> WHAT YOU HAVE TO DO
Will you output all of the data below exactly, omitting the images?

[Start of THE RECORDS]

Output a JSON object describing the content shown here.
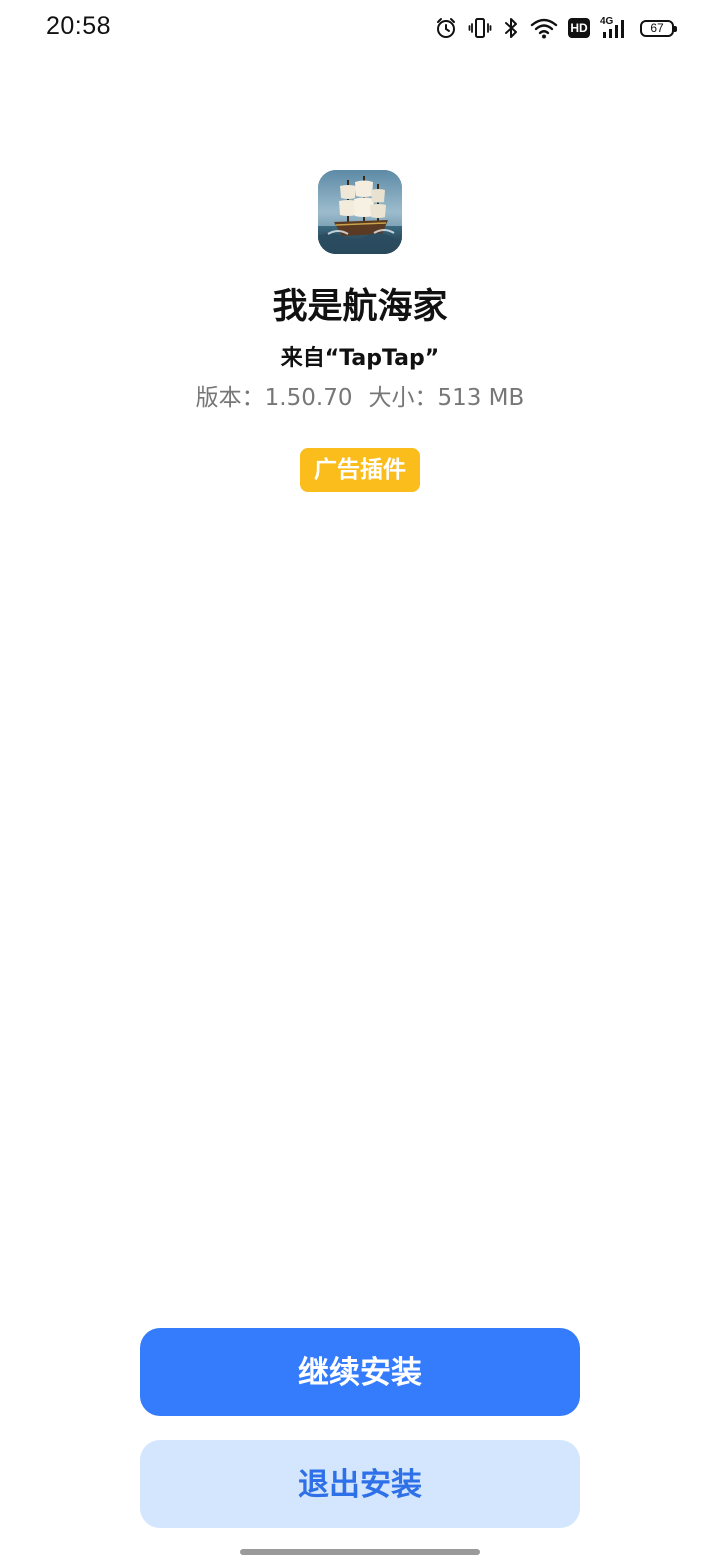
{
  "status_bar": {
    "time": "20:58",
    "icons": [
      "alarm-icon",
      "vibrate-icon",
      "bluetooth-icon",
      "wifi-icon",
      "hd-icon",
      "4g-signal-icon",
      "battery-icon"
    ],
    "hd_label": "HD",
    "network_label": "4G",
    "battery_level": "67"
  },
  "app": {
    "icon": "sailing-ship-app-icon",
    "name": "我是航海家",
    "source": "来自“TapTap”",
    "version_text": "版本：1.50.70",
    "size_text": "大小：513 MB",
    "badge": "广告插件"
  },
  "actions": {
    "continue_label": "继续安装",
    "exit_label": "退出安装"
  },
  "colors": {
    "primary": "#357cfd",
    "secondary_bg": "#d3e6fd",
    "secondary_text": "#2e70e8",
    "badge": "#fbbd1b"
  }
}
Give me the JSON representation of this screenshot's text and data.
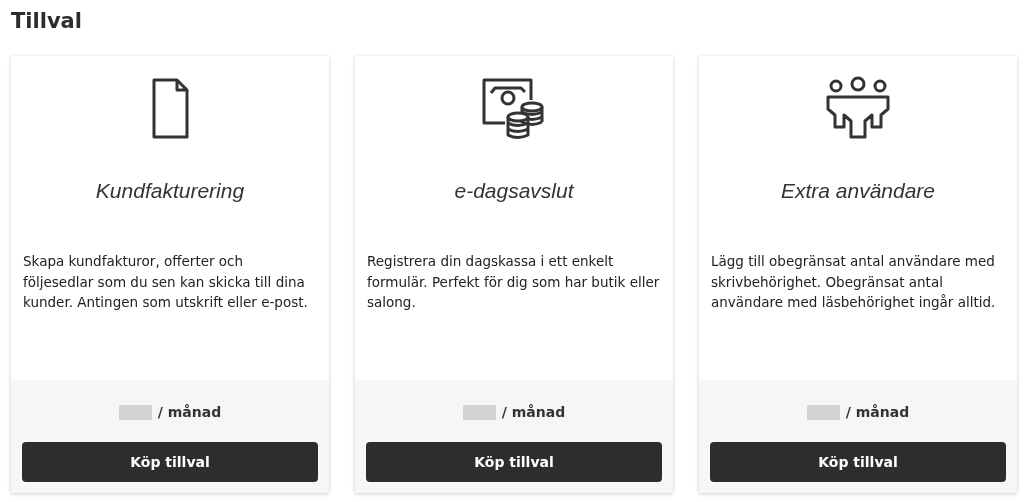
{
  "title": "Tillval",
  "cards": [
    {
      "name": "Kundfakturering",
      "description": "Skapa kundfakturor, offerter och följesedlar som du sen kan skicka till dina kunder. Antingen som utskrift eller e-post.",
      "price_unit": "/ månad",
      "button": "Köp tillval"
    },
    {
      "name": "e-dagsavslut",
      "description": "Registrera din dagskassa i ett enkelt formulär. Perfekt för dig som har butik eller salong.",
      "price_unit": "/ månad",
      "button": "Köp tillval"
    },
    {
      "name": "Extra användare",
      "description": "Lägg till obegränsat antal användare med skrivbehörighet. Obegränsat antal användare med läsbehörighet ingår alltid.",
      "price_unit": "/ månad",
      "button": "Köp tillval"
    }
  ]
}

[End of THE RECORDS]

> FINAL ANSWER
Output a JSON object describing the content shown here.
{
  "status_bar": {
    "time": "20:58",
    "icons": [
      "alarm-icon",
      "vibrate-icon",
      "bluetooth-icon",
      "wifi-icon",
      "hd-icon",
      "4g-signal-icon",
      "battery-icon"
    ],
    "hd_label": "HD",
    "network_label": "4G",
    "battery_level": "67"
  },
  "app": {
    "icon": "sailing-ship-app-icon",
    "name": "我是航海家",
    "source": "来自“TapTap”",
    "version_text": "版本：1.50.70",
    "size_text": "大小：513 MB",
    "badge": "广告插件"
  },
  "actions": {
    "continue_label": "继续安装",
    "exit_label": "退出安装"
  },
  "colors": {
    "primary": "#357cfd",
    "secondary_bg": "#d3e6fd",
    "secondary_text": "#2e70e8",
    "badge": "#fbbd1b"
  }
}
Give me the JSON representation of this screenshot's text and data.
{
  "title": "Tillval",
  "cards": [
    {
      "name": "Kundfakturering",
      "description": "Skapa kundfakturor, offerter och följesedlar som du sen kan skicka till dina kunder. Antingen som utskrift eller e-post.",
      "price_unit": "/ månad",
      "button": "Köp tillval"
    },
    {
      "name": "e-dagsavslut",
      "description": "Registrera din dagskassa i ett enkelt formulär. Perfekt för dig som har butik eller salong.",
      "price_unit": "/ månad",
      "button": "Köp tillval"
    },
    {
      "name": "Extra användare",
      "description": "Lägg till obegränsat antal användare med skrivbehörighet. Obegränsat antal användare med läsbehörighet ingår alltid.",
      "price_unit": "/ månad",
      "button": "Köp tillval"
    }
  ]
}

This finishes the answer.